§ **Data entries for graphics**:
****

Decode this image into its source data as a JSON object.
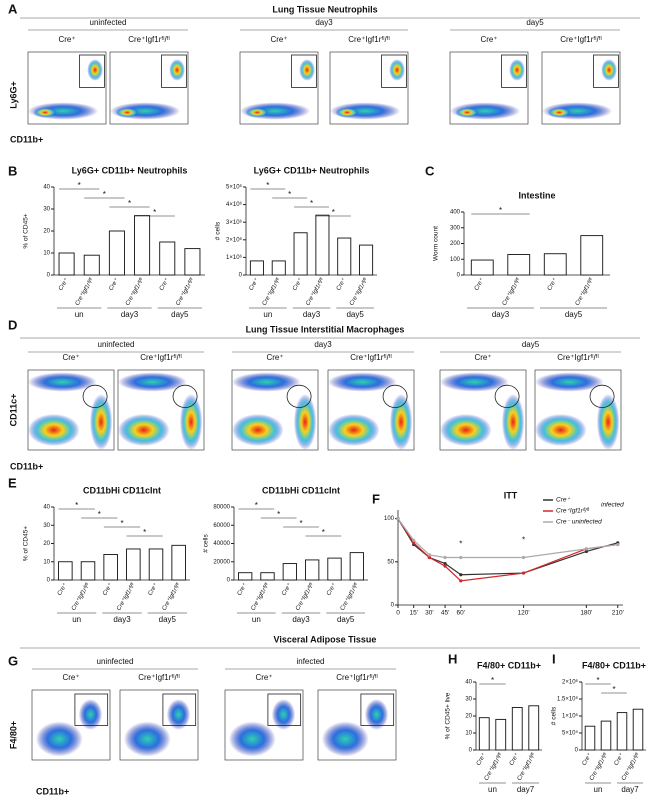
{
  "panels": {
    "labels": [
      "A",
      "B",
      "C",
      "D",
      "E",
      "F",
      "G",
      "H",
      "I"
    ]
  },
  "neutrophils": {
    "title": "Lung Tissue Neutrophils",
    "conditions": [
      "uninfected",
      "day3",
      "day5"
    ],
    "genotypes": [
      "Cre⁺",
      "Cre⁺Igf1rᶠˡ/ᶠˡ"
    ],
    "y_axis": "Ly6G+",
    "x_axis": "CD11b+"
  },
  "macrophages": {
    "title": "Lung Tissue Interstitial Macrophages",
    "conditions": [
      "uninfected",
      "day3",
      "day5"
    ],
    "genotypes": [
      "Cre⁺",
      "Cre⁺Igf1rᶠˡ/ᶠˡ"
    ],
    "y_axis": "CD11c+",
    "x_axis": "CD11b+"
  },
  "adipose": {
    "title": "Visceral Adipose Tissue",
    "conditions": [
      "uninfected",
      "infected"
    ],
    "genotypes": [
      "Cre⁺",
      "Cre⁺Igf1rᶠˡ/ᶠˡ"
    ],
    "y_axis": "F4/80+",
    "x_axis": "CD11b+"
  },
  "chart_data": [
    {
      "type": "bar",
      "title": "Ly6G+ CD11b+ Neutrophils",
      "ylabel": "% of CD45+",
      "categories": [
        "Cre⁺",
        "Cre⁺Igf1rᶠˡ/ᶠˡ",
        "Cre⁺",
        "Cre⁺Igf1rᶠˡ/ᶠˡ",
        "Cre⁺",
        "Cre⁺Igf1rᶠˡ/ᶠˡ"
      ],
      "groups": [
        "un",
        "day3",
        "day5"
      ],
      "values": [
        10,
        9,
        20,
        27,
        15,
        12
      ],
      "ylim": [
        0,
        40
      ],
      "yticks": [
        0,
        10,
        20,
        30,
        40
      ],
      "annotations": [
        "*",
        "*",
        "*",
        "*"
      ]
    },
    {
      "type": "bar",
      "title": "Ly6G+ CD11b+ Neutrophils",
      "ylabel": "# cells",
      "categories": [
        "Cre⁺",
        "Cre⁺Igf1rᶠˡ/ᶠˡ",
        "Cre⁺",
        "Cre⁺Igf1rᶠˡ/ᶠˡ",
        "Cre⁺",
        "Cre⁺Igf1rᶠˡ/ᶠˡ"
      ],
      "groups": [
        "un",
        "day3",
        "day5"
      ],
      "values": [
        800000,
        800000,
        2400000,
        3400000,
        2100000,
        1700000
      ],
      "ylim": [
        0,
        5000000
      ],
      "yticks": [
        0,
        {
          "value": 1000000,
          "label": "1×10⁶"
        },
        {
          "value": 2000000,
          "label": "2×10⁶"
        },
        {
          "value": 3000000,
          "label": "3×10⁶"
        },
        {
          "value": 4000000,
          "label": "4×10⁶"
        },
        {
          "value": 5000000,
          "label": "5×10⁶"
        }
      ],
      "annotations": [
        "*",
        "*",
        "*",
        "*"
      ]
    },
    {
      "type": "bar",
      "title": "Intestine",
      "ylabel": "Worm count",
      "categories": [
        "Cre⁺",
        "Cre⁺Igf1rᶠˡ/ᶠˡ",
        "Cre⁺",
        "Cre⁺Igf1rᶠˡ/ᶠˡ"
      ],
      "groups": [
        "day3",
        "day5"
      ],
      "values": [
        95,
        130,
        135,
        250
      ],
      "ylim": [
        0,
        400
      ],
      "yticks": [
        0,
        100,
        200,
        300,
        400
      ],
      "annotations": [
        "*"
      ]
    },
    {
      "type": "bar",
      "title": "CD11bHi CD11cInt",
      "ylabel": "% of CD45+",
      "categories": [
        "Cre⁺",
        "Cre⁺Igf1rᶠˡ/ᶠˡ",
        "Cre⁺",
        "Cre⁺Igf1rᶠˡ/ᶠˡ",
        "Cre⁺",
        "Cre⁺Igf1rᶠˡ/ᶠˡ"
      ],
      "groups": [
        "un",
        "day3",
        "day5"
      ],
      "values": [
        10,
        10,
        14,
        17,
        17,
        19
      ],
      "ylim": [
        0,
        40
      ],
      "yticks": [
        0,
        10,
        20,
        30,
        40
      ],
      "annotations": [
        "*",
        "*",
        "*",
        "*"
      ]
    },
    {
      "type": "bar",
      "title": "CD11bHi CD11cInt",
      "ylabel": "# cells",
      "categories": [
        "Cre⁺",
        "Cre⁺Igf1rᶠˡ/ᶠˡ",
        "Cre⁺",
        "Cre⁺Igf1rᶠˡ/ᶠˡ",
        "Cre⁺",
        "Cre⁺Igf1rᶠˡ/ᶠˡ"
      ],
      "groups": [
        "un",
        "day3",
        "day5"
      ],
      "values": [
        8000,
        8000,
        18000,
        22000,
        24000,
        30000
      ],
      "ylim": [
        0,
        80000
      ],
      "yticks": [
        0,
        20000,
        40000,
        60000,
        80000
      ],
      "annotations": [
        "*",
        "*",
        "*",
        "*"
      ]
    },
    {
      "type": "line",
      "title": "ITT",
      "x": [
        0,
        15,
        30,
        45,
        60,
        120,
        180,
        210
      ],
      "xlim": [
        0,
        215
      ],
      "xticks": [
        0,
        {
          "value": 15,
          "label": "15'"
        },
        {
          "value": 30,
          "label": "30'"
        },
        {
          "value": 45,
          "label": "45'"
        },
        {
          "value": 60,
          "label": "60'"
        },
        {
          "value": 120,
          "label": "120'"
        },
        {
          "value": 180,
          "label": "180'"
        },
        {
          "value": 210,
          "label": "210'"
        }
      ],
      "ylim": [
        0,
        110
      ],
      "yticks": [
        0,
        50,
        100
      ],
      "legend_group_label": "infected",
      "series": [
        {
          "name": "Cre⁺",
          "color": "#333333",
          "values": [
            100,
            70,
            55,
            48,
            35,
            37,
            62,
            72
          ]
        },
        {
          "name": "Cre⁺Igf1rᶠˡ/ᶠˡ",
          "color": "#d62728",
          "values": [
            100,
            72,
            55,
            45,
            28,
            37,
            65,
            70
          ]
        },
        {
          "name": "Cre⁻ uninfected",
          "color": "#aaaaaa",
          "values": [
            100,
            75,
            58,
            55,
            55,
            55,
            65,
            70
          ]
        }
      ],
      "annotations": [
        "*",
        "*"
      ]
    },
    {
      "type": "bar",
      "title": "F4/80+ CD11b+",
      "ylabel": "% of CD45+ live",
      "categories": [
        "Cre⁺",
        "Cre⁺Igf1rᶠˡ/ᶠˡ",
        "Cre⁺",
        "Cre⁺Igf1rᶠˡ/ᶠˡ"
      ],
      "groups": [
        "un",
        "day7"
      ],
      "values": [
        19,
        18,
        25,
        26
      ],
      "ylim": [
        0,
        40
      ],
      "yticks": [
        0,
        10,
        20,
        30,
        40
      ],
      "annotations": [
        "*"
      ]
    },
    {
      "type": "bar",
      "title": "F4/80+ CD11b+",
      "ylabel": "# cells",
      "categories": [
        "Cre⁺",
        "Cre⁺Igf1rᶠˡ/ᶠˡ",
        "Cre⁺",
        "Cre⁺Igf1rᶠˡ/ᶠˡ"
      ],
      "groups": [
        "un",
        "day7"
      ],
      "values": [
        700000,
        850000,
        1100000,
        1200000
      ],
      "ylim": [
        0,
        2000000
      ],
      "yticks": [
        0,
        {
          "value": 500000,
          "label": "5×10⁵"
        },
        {
          "value": 1000000,
          "label": "1×10⁶"
        },
        {
          "value": 1500000,
          "label": "1.5×10⁶"
        },
        {
          "value": 2000000,
          "label": "2×10⁶"
        }
      ],
      "annotations": [
        "*",
        "*"
      ]
    }
  ]
}
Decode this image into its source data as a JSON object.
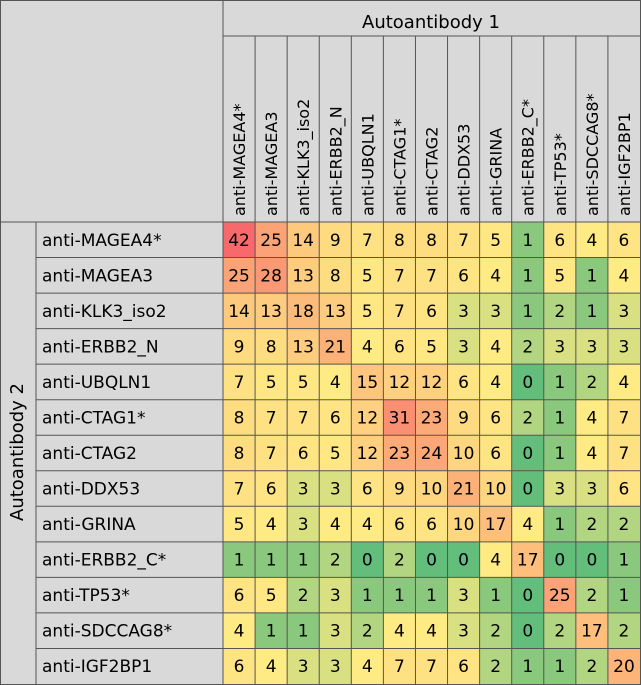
{
  "chart_data": {
    "type": "heatmap",
    "title": "",
    "col_axis_label": "Autoantibody 1",
    "row_axis_label": "Autoantibody 2",
    "columns": [
      "anti-MAGEA4*",
      "anti-MAGEA3",
      "anti-KLK3_iso2",
      "anti-ERBB2_N",
      "anti-UBQLN1",
      "anti-CTAG1*",
      "anti-CTAG2",
      "anti-DDX53",
      "anti-GRINA",
      "anti-ERBB2_C*",
      "anti-TP53*",
      "anti-SDCCAG8*",
      "anti-IGF2BP1"
    ],
    "rows": [
      "anti-MAGEA4*",
      "anti-MAGEA3",
      "anti-KLK3_iso2",
      "anti-ERBB2_N",
      "anti-UBQLN1",
      "anti-CTAG1*",
      "anti-CTAG2",
      "anti-DDX53",
      "anti-GRINA",
      "anti-ERBB2_C*",
      "anti-TP53*",
      "anti-SDCCAG8*",
      "anti-IGF2BP1"
    ],
    "values": [
      [
        42,
        25,
        14,
        9,
        7,
        8,
        8,
        7,
        5,
        1,
        6,
        4,
        6
      ],
      [
        25,
        28,
        13,
        8,
        5,
        7,
        7,
        6,
        4,
        1,
        5,
        1,
        4
      ],
      [
        14,
        13,
        18,
        13,
        5,
        7,
        6,
        3,
        3,
        1,
        2,
        1,
        3
      ],
      [
        9,
        8,
        13,
        21,
        4,
        6,
        5,
        3,
        4,
        2,
        3,
        3,
        3
      ],
      [
        7,
        5,
        5,
        4,
        15,
        12,
        12,
        6,
        4,
        0,
        1,
        2,
        4
      ],
      [
        8,
        7,
        7,
        6,
        12,
        31,
        23,
        9,
        6,
        2,
        1,
        4,
        7
      ],
      [
        8,
        7,
        6,
        5,
        12,
        23,
        24,
        10,
        6,
        0,
        1,
        4,
        7
      ],
      [
        7,
        6,
        3,
        3,
        6,
        9,
        10,
        21,
        10,
        0,
        3,
        3,
        6
      ],
      [
        5,
        4,
        3,
        4,
        4,
        6,
        6,
        10,
        17,
        4,
        1,
        2,
        2
      ],
      [
        1,
        1,
        1,
        2,
        0,
        2,
        0,
        0,
        4,
        17,
        0,
        0,
        1
      ],
      [
        6,
        5,
        2,
        3,
        1,
        1,
        1,
        3,
        1,
        0,
        25,
        2,
        1
      ],
      [
        4,
        1,
        1,
        3,
        2,
        4,
        4,
        3,
        2,
        0,
        2,
        17,
        2
      ],
      [
        6,
        4,
        3,
        3,
        4,
        7,
        7,
        6,
        2,
        1,
        1,
        2,
        20
      ]
    ],
    "color_scale": {
      "low": "#63be7b",
      "mid": "#ffeb84",
      "high": "#f8696b"
    },
    "header_background": "#d9d9d9",
    "grid_color": "#555555"
  }
}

****

§ **EXERCISE DIRECTIONS**: Go through the entries and copy every line with "title".

§ **YOUR RESPONSE**:
    "title": "Lung Tissue Neutrophils",
    "title": "Lung Tissue Interstitial Macrophages",
    "title": "Visceral Adipose Tissue",
      "title": "Ly6G+ CD11b+ Neutrophils",
      "title": "Ly6G+ CD11b+ Neutrophils",
      "title": "Intestine",
      "title": "CD11bHi CD11cInt",
      "title": "CD11bHi CD11cInt",
      "title": "ITT",
      "title": "F4/80+ CD11b+",
      "title": "F4/80+ CD11b+",
    "title": "",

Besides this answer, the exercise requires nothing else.